## Figure dataset records
* begin *

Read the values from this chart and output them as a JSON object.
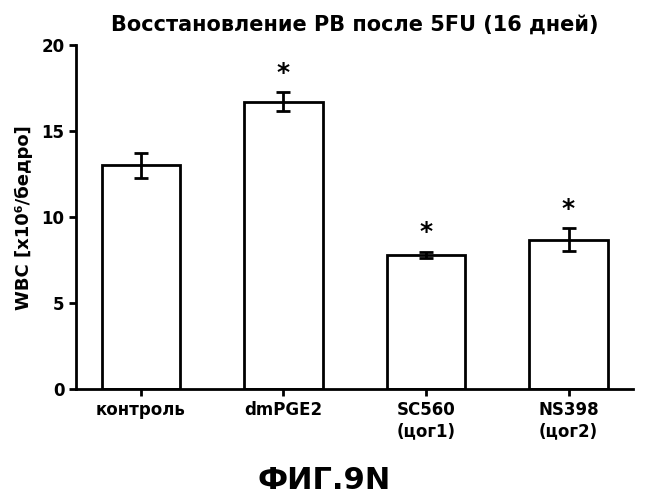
{
  "title": "Восстановление РВ после 5FU (16 дней)",
  "ylabel": "WBC [x10⁶/бедро]",
  "values": [
    13.0,
    16.7,
    7.8,
    8.7
  ],
  "errors": [
    0.7,
    0.55,
    0.2,
    0.65
  ],
  "show_star": [
    false,
    true,
    true,
    true
  ],
  "ylim": [
    0,
    20
  ],
  "yticks": [
    0,
    5,
    10,
    15,
    20
  ],
  "bar_color": "#ffffff",
  "bar_edgecolor": "#000000",
  "bar_linewidth": 2.0,
  "error_color": "#000000",
  "error_linewidth": 2.0,
  "error_capsize": 5,
  "star_fontsize": 18,
  "title_fontsize": 15,
  "ylabel_fontsize": 13,
  "tick_fontsize": 12,
  "caption_fontsize": 22,
  "background_color": "#ffffff"
}
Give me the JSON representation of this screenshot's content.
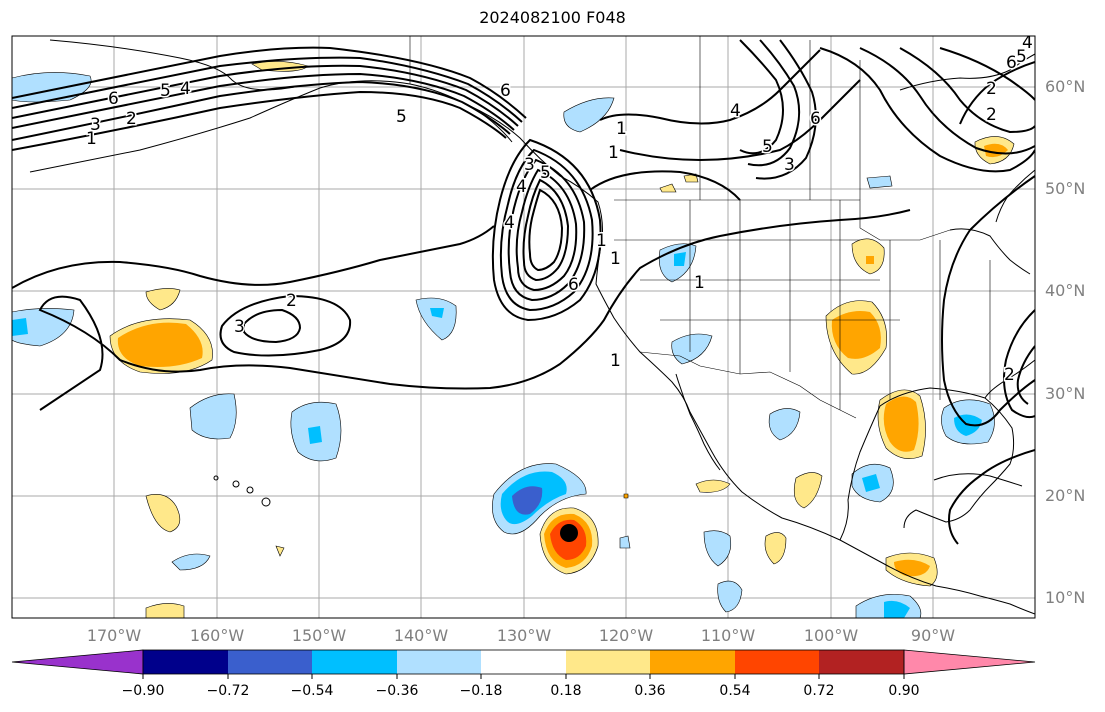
{
  "title": "2024082100 F048",
  "map": {
    "lat_labels": [
      "60°N",
      "50°N",
      "40°N",
      "30°N",
      "20°N",
      "10°N"
    ],
    "lon_labels": [
      "170°W",
      "160°W",
      "150°W",
      "140°W",
      "130°W",
      "120°W",
      "110°W",
      "100°W",
      "90°W"
    ],
    "contour_labels": [
      "6",
      "5",
      "4",
      "3",
      "2",
      "1",
      "2",
      "3",
      "1",
      "6",
      "5",
      "4",
      "1",
      "6",
      "5",
      "4",
      "3",
      "2",
      "1",
      "1",
      "6",
      "4",
      "3",
      "5",
      "2",
      "1",
      "6",
      "5",
      "4",
      "1",
      "2"
    ]
  },
  "colorbar": {
    "tick_labels": [
      "−0.90",
      "−0.72",
      "−0.54",
      "−0.36",
      "−0.18",
      "0.18",
      "0.36",
      "0.54",
      "0.72",
      "0.90"
    ],
    "colors": [
      "#9932cc",
      "#00008b",
      "#3a5fcd",
      "#00bfff",
      "#b0e0ff",
      "#ffffff",
      "#ffe88a",
      "#ffa500",
      "#ff4500",
      "#b22222",
      "#ff88aa"
    ]
  }
}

* end *

Keep the pictures out and write out the records exactly.

Read the values from this chart and output them as a JSON object.
{
  "title": "Восстановление РВ после 5FU (16 дней)",
  "ylabel": "WBC [x10⁶/бедро]",
  "values": [
    13.0,
    16.7,
    7.8,
    8.7
  ],
  "errors": [
    0.7,
    0.55,
    0.2,
    0.65
  ],
  "show_star": [
    false,
    true,
    true,
    true
  ],
  "ylim": [
    0,
    20
  ],
  "yticks": [
    0,
    5,
    10,
    15,
    20
  ],
  "bar_color": "#ffffff",
  "bar_edgecolor": "#000000",
  "bar_linewidth": 2.0,
  "error_color": "#000000",
  "error_linewidth": 2.0,
  "error_capsize": 5,
  "star_fontsize": 18,
  "title_fontsize": 15,
  "ylabel_fontsize": 13,
  "tick_fontsize": 12,
  "caption_fontsize": 22,
  "background_color": "#ffffff"
}
Give me the JSON representation of this screenshot's content.
{
  "title": "2024082100 F048",
  "map": {
    "lat_labels": [
      "60°N",
      "50°N",
      "40°N",
      "30°N",
      "20°N",
      "10°N"
    ],
    "lon_labels": [
      "170°W",
      "160°W",
      "150°W",
      "140°W",
      "130°W",
      "120°W",
      "110°W",
      "100°W",
      "90°W"
    ],
    "contour_labels": [
      "6",
      "5",
      "4",
      "3",
      "2",
      "1",
      "2",
      "3",
      "1",
      "6",
      "5",
      "4",
      "1",
      "6",
      "5",
      "4",
      "3",
      "2",
      "1",
      "1",
      "6",
      "4",
      "3",
      "5",
      "2",
      "1",
      "6",
      "5",
      "4",
      "1",
      "2"
    ]
  },
  "colorbar": {
    "tick_labels": [
      "−0.90",
      "−0.72",
      "−0.54",
      "−0.36",
      "−0.18",
      "0.18",
      "0.36",
      "0.54",
      "0.72",
      "0.90"
    ],
    "colors": [
      "#9932cc",
      "#00008b",
      "#3a5fcd",
      "#00bfff",
      "#b0e0ff",
      "#ffffff",
      "#ffe88a",
      "#ffa500",
      "#ff4500",
      "#b22222",
      "#ff88aa"
    ]
  }
}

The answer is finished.